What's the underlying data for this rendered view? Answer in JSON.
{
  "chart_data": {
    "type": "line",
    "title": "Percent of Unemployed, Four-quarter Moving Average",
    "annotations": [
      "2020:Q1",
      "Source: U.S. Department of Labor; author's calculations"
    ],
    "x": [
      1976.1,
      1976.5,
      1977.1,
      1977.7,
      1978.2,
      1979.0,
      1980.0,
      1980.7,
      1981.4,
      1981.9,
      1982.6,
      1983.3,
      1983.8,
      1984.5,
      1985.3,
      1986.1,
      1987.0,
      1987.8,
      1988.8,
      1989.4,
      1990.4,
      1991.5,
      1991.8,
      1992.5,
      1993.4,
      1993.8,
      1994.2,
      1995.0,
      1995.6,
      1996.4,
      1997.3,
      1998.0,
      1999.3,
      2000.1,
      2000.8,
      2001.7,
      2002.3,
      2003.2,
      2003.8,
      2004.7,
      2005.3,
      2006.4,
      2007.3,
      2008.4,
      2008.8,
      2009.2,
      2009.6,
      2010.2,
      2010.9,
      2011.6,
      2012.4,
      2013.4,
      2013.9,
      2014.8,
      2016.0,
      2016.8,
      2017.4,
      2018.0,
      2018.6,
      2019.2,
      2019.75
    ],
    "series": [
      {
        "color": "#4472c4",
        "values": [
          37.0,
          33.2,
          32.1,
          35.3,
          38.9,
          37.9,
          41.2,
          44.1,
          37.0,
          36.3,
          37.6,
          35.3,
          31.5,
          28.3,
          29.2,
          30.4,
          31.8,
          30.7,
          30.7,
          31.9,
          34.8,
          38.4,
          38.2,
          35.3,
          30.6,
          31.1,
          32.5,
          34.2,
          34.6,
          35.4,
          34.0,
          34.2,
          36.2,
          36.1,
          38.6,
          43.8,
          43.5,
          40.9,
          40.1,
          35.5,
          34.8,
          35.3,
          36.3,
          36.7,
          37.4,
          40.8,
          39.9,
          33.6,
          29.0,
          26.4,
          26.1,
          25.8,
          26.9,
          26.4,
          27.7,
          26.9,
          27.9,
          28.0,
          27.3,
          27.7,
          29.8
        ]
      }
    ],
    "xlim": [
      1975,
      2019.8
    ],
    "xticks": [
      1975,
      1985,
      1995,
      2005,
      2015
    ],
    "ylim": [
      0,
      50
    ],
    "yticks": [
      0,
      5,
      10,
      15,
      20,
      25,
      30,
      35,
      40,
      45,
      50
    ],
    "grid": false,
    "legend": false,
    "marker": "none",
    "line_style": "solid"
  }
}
+---+
Write the entire listing out again, word for word.

* Answer:
What's the underlying data for this rendered view? Answer in JSON.
{
  "chart_data": {
    "type": "line",
    "title": "Percent of Unemployed, Four-quarter Moving Average",
    "annotations": [
      "2020:Q1",
      "Source: U.S. Department of Labor; author's calculations"
    ],
    "x": [
      1976.1,
      1976.5,
      1977.1,
      1977.7,
      1978.2,
      1979.0,
      1980.0,
      1980.7,
      1981.4,
      1981.9,
      1982.6,
      1983.3,
      1983.8,
      1984.5,
      1985.3,
      1986.1,
      1987.0,
      1987.8,
      1988.8,
      1989.4,
      1990.4,
      1991.5,
      1991.8,
      1992.5,
      1993.4,
      1993.8,
      1994.2,
      1995.0,
      1995.6,
      1996.4,
      1997.3,
      1998.0,
      1999.3,
      2000.1,
      2000.8,
      2001.7,
      2002.3,
      2003.2,
      2003.8,
      2004.7,
      2005.3,
      2006.4,
      2007.3,
      2008.4,
      2008.8,
      2009.2,
      2009.6,
      2010.2,
      2010.9,
      2011.6,
      2012.4,
      2013.4,
      2013.9,
      2014.8,
      2016.0,
      2016.8,
      2017.4,
      2018.0,
      2018.6,
      2019.2,
      2019.75
    ],
    "series": [
      {
        "color": "#4472c4",
        "values": [
          37.0,
          33.2,
          32.1,
          35.3,
          38.9,
          37.9,
          41.2,
          44.1,
          37.0,
          36.3,
          37.6,
          35.3,
          31.5,
          28.3,
          29.2,
          30.4,
          31.8,
          30.7,
          30.7,
          31.9,
          34.8,
          38.4,
          38.2,
          35.3,
          30.6,
          31.1,
          32.5,
          34.2,
          34.6,
          35.4,
          34.0,
          34.2,
          36.2,
          36.1,
          38.6,
          43.8,
          43.5,
          40.9,
          40.1,
          35.5,
          34.8,
          35.3,
          36.3,
          36.7,
          37.4,
          40.8,
          39.9,
          33.6,
          29.0,
          26.4,
          26.1,
          25.8,
          26.9,
          26.4,
          27.7,
          26.9,
          27.9,
          28.0,
          27.3,
          27.7,
          29.8
        ]
      }
    ],
    "xlim": [
      1975,
      2019.8
    ],
    "xticks": [
      1975,
      1985,
      1995,
      2005,
      2015
    ],
    "ylim": [
      0,
      50
    ],
    "yticks": [
      0,
      5,
      10,
      15,
      20,
      25,
      30,
      35,
      40,
      45,
      50
    ],
    "grid": false,
    "legend": false,
    "marker": "none",
    "line_style": "solid"
  }
}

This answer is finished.